======== PAGE TEXT
Even if they are not elements of an offense, must the two prior convictions referred to in section 49.09 nevertheless be proven during the guilt-innocence phase because they are “jurisdictional,” i.e., necessary to allege a felony that confers jurisdiction on the district court? Arguably, even though prior convictions are only jurisdictional enhancements and not jurisdictional elements, their jurisdictional nature still requires them to be proved during the guilt-innocence phase in order to authorize a trial court or jury to find a defendant guilty of a felony within the jurisdiction of the district court before moving to the issue of punishment. See, e.g., Pope v. State, 802 S.W.2d 418, 421 n. 2 (Tex.App.— *28Austin 1991, no writ).5

On the other hand, “felony” is defined in the Penal Code as an offense so designated by law or punishable by death or confinement in a penitentiary. See Tex. Pen.Code Ann. § 1.07(a)(23) (Vernon 1994). The punishment for a third degree felony is imprisonment in the institutional division of the Texas Department of Criminal Justice for two to ten years. See id. § 12.34. To the extent that an offense is a misdemeanor, such as that under section 49.04, but becomes (or is punishable as) a third degree felony through enhancements, such as under section 49.09, the offense arguably falls within the foregoing definition of a felony, and thus within the jurisdiction of a district court,6 even though its standing as a felony is not established during the guilt-innocence phase but only as a result of evidence admitted during the punishment phase. Viewed in this way, the failure to admit appellant’s prior DWI convictions into evidence until the punishment phase of his trial was not fatal to his conviction for felony DWI, and his conviction therefor can be affirmed.

. See Tex.Code Crim. Proc. Ann. art. 4.06 (Vernon 1977) ("Upon the trial of a felony case, the court shall hear and determine the case as to any grade of offense included in the indictment, whether the proof shows a felony or a misdemeanor.”); id. art. 4.05 (district courts and criminal district courts have original jurisdiction in criminal cases of the grade of felony).

. Because the present case was tried to the court, the ability to reform the judgment is not limited by whether a charge on the lesser included offense was submitted to the jury. See Bigley, 865 S.W.2d at 27; Lockett v. State, 874 S.W.2d 810, 818 (Tex.App.—Dallas 1994, writ ref'd).
================
======== EXTRACTED DATA
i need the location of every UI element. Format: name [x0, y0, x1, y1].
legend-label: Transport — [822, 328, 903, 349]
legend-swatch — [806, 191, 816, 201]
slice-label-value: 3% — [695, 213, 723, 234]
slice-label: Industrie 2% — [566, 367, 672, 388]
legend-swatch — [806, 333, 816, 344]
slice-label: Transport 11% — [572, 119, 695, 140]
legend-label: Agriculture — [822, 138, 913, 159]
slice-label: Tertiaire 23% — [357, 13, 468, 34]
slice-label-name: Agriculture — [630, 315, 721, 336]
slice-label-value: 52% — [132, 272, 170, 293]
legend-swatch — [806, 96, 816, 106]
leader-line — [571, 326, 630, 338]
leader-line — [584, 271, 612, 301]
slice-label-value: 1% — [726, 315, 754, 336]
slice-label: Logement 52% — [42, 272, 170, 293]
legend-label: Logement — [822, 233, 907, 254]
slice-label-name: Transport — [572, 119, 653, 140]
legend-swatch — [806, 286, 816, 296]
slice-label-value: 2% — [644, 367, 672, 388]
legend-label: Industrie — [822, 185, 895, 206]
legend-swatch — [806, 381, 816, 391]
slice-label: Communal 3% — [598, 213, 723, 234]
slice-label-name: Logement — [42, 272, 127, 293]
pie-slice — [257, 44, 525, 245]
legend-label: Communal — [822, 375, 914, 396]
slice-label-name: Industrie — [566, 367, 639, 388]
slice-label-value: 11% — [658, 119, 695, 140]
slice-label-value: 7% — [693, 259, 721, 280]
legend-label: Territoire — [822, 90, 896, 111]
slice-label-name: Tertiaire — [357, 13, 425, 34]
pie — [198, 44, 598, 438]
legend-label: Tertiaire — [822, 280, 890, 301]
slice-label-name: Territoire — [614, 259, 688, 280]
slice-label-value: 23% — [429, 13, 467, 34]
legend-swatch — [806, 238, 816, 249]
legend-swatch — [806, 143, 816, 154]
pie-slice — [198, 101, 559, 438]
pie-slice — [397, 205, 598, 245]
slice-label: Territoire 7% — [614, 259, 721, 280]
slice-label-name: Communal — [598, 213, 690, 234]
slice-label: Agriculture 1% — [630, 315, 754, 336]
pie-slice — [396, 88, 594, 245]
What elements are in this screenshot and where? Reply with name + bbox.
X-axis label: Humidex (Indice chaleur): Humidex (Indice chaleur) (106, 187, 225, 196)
================
*REQUIRED WORK:*
1. Can you condense the paragraph of the court opinion that begins "On the other hand, “felony” is defined" into a short bulleted list that keeps its main facts?
2. Could you extend the court opinion beyond its final sentence?
The data comes from a separate source and has no connection to the court opinion.

*OUTPUTS BY TASK:*
1.
- The Penal Code defines a felony as an offense designated as one by law or punishable by death or confinement in a penitentiary (§ 1.07(a)(23)).
- A third degree felony carries two to ten years in the institutional division of the Texas Department of Criminal Justice (§ 12.34).
- A misdemeanor such as one under section 49.04 that becomes a third degree felony through enhancements under section 49.09 arguably fits that definition and falls within district court jurisdiction. This holds even though its felony status is shown only by evidence admitted during the punishment phase.
- On this view, waiting until the punishment phase to admit appellant's prior DWI convictions was not fatal to the felony DWI conviction, and the conviction can be affirmed.

2.
. A plain reading of the prefatory phrase of section 49.09 also makes it clear that the offense actually being tried is that under section 49.04 rather than any separate offense created by section 49.09.

. The former felony DWI statute, article 67011-2, provided, in part:

Any person who has been convicted of the misdemeanor offense of driving or operating an automobile or other motor vehicle ... while intoxicated ... and who shall thereafter drive or operate an automobile or other motor vehicle ... while such person is intoxicated ... shall for each and every subsequent such violation be guilty of a felony....

Act of 1941, 47th Leg., 1941 Tex. Gen. Laws 819, repealed by Act of 1983, 68th Leg., 1987 Tex. Gen. Laws 1607. Under the language of the statute, the felony DWI offense was a different offense than the corresponding misdemeanor DWI offense; and the prior conviction was an element of the felony that had to be proved at the guilt-innocence stage of trial to authorize a conviction. See Luedke v. State, 711 S.W.2d 657, 659 (Tex.Crim.App.1986).

. See also Tex.Code Crim. Proc. Ann. art. 36.01(a)(1) (Vernon Supp.1999) (when prior convictions are alleged for purposes of enhancement only and are not jurisdictional, that portion of the indictment or information reciting such convictions shall not be read until the hearing on punishment is held).

. See Tex.Code Crim. Proc. Ann. art. 4.05 (Vernon Supp.1999).